Dataset items
^^^^^^^^

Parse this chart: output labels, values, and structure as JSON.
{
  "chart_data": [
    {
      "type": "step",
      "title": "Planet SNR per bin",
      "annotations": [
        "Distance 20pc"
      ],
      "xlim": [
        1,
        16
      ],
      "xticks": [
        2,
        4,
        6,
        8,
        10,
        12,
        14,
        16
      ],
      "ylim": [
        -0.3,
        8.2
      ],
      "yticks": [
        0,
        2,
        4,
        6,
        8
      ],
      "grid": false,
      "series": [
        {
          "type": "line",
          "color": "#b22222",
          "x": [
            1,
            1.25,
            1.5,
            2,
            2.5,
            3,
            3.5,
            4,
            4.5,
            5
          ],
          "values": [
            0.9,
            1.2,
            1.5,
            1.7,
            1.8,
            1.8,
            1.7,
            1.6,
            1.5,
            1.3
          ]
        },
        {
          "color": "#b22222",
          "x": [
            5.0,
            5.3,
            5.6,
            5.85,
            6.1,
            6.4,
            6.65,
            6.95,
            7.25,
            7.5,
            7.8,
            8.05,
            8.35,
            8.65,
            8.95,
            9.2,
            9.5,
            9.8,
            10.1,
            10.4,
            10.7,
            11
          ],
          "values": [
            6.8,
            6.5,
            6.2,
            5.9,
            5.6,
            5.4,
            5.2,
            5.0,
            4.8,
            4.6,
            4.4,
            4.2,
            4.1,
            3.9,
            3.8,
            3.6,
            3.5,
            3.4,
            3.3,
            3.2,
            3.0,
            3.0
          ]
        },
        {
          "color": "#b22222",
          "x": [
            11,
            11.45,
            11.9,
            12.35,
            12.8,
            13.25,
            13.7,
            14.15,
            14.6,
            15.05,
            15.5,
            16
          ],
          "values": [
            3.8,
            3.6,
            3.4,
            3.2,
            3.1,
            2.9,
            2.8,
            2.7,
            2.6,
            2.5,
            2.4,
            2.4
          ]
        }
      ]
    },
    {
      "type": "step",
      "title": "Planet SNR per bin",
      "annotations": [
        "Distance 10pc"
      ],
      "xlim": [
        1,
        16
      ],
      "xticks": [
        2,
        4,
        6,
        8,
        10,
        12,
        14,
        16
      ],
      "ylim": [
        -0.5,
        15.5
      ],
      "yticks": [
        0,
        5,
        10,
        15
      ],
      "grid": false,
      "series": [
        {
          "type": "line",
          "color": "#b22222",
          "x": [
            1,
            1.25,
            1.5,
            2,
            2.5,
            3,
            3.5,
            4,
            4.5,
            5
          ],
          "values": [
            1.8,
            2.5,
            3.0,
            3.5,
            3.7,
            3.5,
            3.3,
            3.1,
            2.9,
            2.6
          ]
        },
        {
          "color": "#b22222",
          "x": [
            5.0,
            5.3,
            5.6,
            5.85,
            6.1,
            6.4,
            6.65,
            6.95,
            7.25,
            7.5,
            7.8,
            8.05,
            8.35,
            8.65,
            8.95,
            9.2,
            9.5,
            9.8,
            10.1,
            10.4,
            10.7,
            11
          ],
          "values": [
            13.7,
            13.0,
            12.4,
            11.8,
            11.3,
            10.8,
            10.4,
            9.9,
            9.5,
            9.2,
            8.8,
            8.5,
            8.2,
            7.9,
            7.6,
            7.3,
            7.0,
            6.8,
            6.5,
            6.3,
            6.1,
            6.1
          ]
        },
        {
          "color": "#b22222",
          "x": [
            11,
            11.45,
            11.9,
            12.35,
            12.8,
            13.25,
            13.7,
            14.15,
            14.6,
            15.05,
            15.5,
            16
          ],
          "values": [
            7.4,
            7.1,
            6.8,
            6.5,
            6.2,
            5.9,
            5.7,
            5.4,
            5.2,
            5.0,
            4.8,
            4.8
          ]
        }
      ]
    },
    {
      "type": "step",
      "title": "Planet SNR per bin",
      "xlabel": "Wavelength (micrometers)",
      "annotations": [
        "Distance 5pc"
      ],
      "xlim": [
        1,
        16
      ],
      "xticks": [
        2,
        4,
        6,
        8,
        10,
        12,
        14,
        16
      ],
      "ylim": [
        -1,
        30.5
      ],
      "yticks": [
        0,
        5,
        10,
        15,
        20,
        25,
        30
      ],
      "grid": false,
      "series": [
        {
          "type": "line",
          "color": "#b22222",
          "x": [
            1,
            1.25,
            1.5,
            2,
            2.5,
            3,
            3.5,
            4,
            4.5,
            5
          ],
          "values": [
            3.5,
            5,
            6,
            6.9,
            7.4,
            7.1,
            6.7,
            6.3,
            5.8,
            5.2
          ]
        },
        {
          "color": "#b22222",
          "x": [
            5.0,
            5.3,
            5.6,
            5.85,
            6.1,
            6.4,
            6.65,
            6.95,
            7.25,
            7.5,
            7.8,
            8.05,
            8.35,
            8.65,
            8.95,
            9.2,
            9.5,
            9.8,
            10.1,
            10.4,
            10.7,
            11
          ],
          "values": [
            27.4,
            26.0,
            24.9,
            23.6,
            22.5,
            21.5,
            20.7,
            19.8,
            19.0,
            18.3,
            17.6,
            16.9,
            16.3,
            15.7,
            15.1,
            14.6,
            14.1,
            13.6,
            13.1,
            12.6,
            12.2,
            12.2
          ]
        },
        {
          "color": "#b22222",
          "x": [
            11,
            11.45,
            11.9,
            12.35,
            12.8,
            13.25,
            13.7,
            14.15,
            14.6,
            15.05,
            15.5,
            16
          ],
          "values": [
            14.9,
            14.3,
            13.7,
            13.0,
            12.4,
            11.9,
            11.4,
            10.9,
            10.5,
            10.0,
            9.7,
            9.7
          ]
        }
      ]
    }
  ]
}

^^^^^^^^

Print out the whole listing exactly as it appears.

» **Solution for this task**
Parse this chart: output labels, values, and structure as JSON.
{
  "chart_data": [
    {
      "type": "step",
      "title": "Planet SNR per bin",
      "annotations": [
        "Distance 20pc"
      ],
      "xlim": [
        1,
        16
      ],
      "xticks": [
        2,
        4,
        6,
        8,
        10,
        12,
        14,
        16
      ],
      "ylim": [
        -0.3,
        8.2
      ],
      "yticks": [
        0,
        2,
        4,
        6,
        8
      ],
      "grid": false,
      "series": [
        {
          "type": "line",
          "color": "#b22222",
          "x": [
            1,
            1.25,
            1.5,
            2,
            2.5,
            3,
            3.5,
            4,
            4.5,
            5
          ],
          "values": [
            0.9,
            1.2,
            1.5,
            1.7,
            1.8,
            1.8,
            1.7,
            1.6,
            1.5,
            1.3
          ]
        },
        {
          "color": "#b22222",
          "x": [
            5.0,
            5.3,
            5.6,
            5.85,
            6.1,
            6.4,
            6.65,
            6.95,
            7.25,
            7.5,
            7.8,
            8.05,
            8.35,
            8.65,
            8.95,
            9.2,
            9.5,
            9.8,
            10.1,
            10.4,
            10.7,
            11
          ],
          "values": [
            6.8,
            6.5,
            6.2,
            5.9,
            5.6,
            5.4,
            5.2,
            5.0,
            4.8,
            4.6,
            4.4,
            4.2,
            4.1,
            3.9,
            3.8,
            3.6,
            3.5,
            3.4,
            3.3,
            3.2,
            3.0,
            3.0
          ]
        },
        {
          "color": "#b22222",
          "x": [
            11,
            11.45,
            11.9,
            12.35,
            12.8,
            13.25,
            13.7,
            14.15,
            14.6,
            15.05,
            15.5,
            16
          ],
          "values": [
            3.8,
            3.6,
            3.4,
            3.2,
            3.1,
            2.9,
            2.8,
            2.7,
            2.6,
            2.5,
            2.4,
            2.4
          ]
        }
      ]
    },
    {
      "type": "step",
      "title": "Planet SNR per bin",
      "annotations": [
        "Distance 10pc"
      ],
      "xlim": [
        1,
        16
      ],
      "xticks": [
        2,
        4,
        6,
        8,
        10,
        12,
        14,
        16
      ],
      "ylim": [
        -0.5,
        15.5
      ],
      "yticks": [
        0,
        5,
        10,
        15
      ],
      "grid": false,
      "series": [
        {
          "type": "line",
          "color": "#b22222",
          "x": [
            1,
            1.25,
            1.5,
            2,
            2.5,
            3,
            3.5,
            4,
            4.5,
            5
          ],
          "values": [
            1.8,
            2.5,
            3.0,
            3.5,
            3.7,
            3.5,
            3.3,
            3.1,
            2.9,
            2.6
          ]
        },
        {
          "color": "#b22222",
          "x": [
            5.0,
            5.3,
            5.6,
            5.85,
            6.1,
            6.4,
            6.65,
            6.95,
            7.25,
            7.5,
            7.8,
            8.05,
            8.35,
            8.65,
            8.95,
            9.2,
            9.5,
            9.8,
            10.1,
            10.4,
            10.7,
            11
          ],
          "values": [
            13.7,
            13.0,
            12.4,
            11.8,
            11.3,
            10.8,
            10.4,
            9.9,
            9.5,
            9.2,
            8.8,
            8.5,
            8.2,
            7.9,
            7.6,
            7.3,
            7.0,
            6.8,
            6.5,
            6.3,
            6.1,
            6.1
          ]
        },
        {
          "color": "#b22222",
          "x": [
            11,
            11.45,
            11.9,
            12.35,
            12.8,
            13.25,
            13.7,
            14.15,
            14.6,
            15.05,
            15.5,
            16
          ],
          "values": [
            7.4,
            7.1,
            6.8,
            6.5,
            6.2,
            5.9,
            5.7,
            5.4,
            5.2,
            5.0,
            4.8,
            4.8
          ]
        }
      ]
    },
    {
      "type": "step",
      "title": "Planet SNR per bin",
      "xlabel": "Wavelength (micrometers)",
      "annotations": [
        "Distance 5pc"
      ],
      "xlim": [
        1,
        16
      ],
      "xticks": [
        2,
        4,
        6,
        8,
        10,
        12,
        14,
        16
      ],
      "ylim": [
        -1,
        30.5
      ],
      "yticks": [
        0,
        5,
        10,
        15,
        20,
        25,
        30
      ],
      "grid": false,
      "series": [
        {
          "type": "line",
          "color": "#b22222",
          "x": [
            1,
            1.25,
            1.5,
            2,
            2.5,
            3,
            3.5,
            4,
            4.5,
            5
          ],
          "values": [
            3.5,
            5,
            6,
            6.9,
            7.4,
            7.1,
            6.7,
            6.3,
            5.8,
            5.2
          ]
        },
        {
          "color": "#b22222",
          "x": [
            5.0,
            5.3,
            5.6,
            5.85,
            6.1,
            6.4,
            6.65,
            6.95,
            7.25,
            7.5,
            7.8,
            8.05,
            8.35,
            8.65,
            8.95,
            9.2,
            9.5,
            9.8,
            10.1,
            10.4,
            10.7,
            11
          ],
          "values": [
            27.4,
            26.0,
            24.9,
            23.6,
            22.5,
            21.5,
            20.7,
            19.8,
            19.0,
            18.3,
            17.6,
            16.9,
            16.3,
            15.7,
            15.1,
            14.6,
            14.1,
            13.6,
            13.1,
            12.6,
            12.2,
            12.2
          ]
        },
        {
          "color": "#b22222",
          "x": [
            11,
            11.45,
            11.9,
            12.35,
            12.8,
            13.25,
            13.7,
            14.15,
            14.6,
            15.05,
            15.5,
            16
          ],
          "values": [
            14.9,
            14.3,
            13.7,
            13.0,
            12.4,
            11.9,
            11.4,
            10.9,
            10.5,
            10.0,
            9.7,
            9.7
          ]
        }
      ]
    }
  ]
}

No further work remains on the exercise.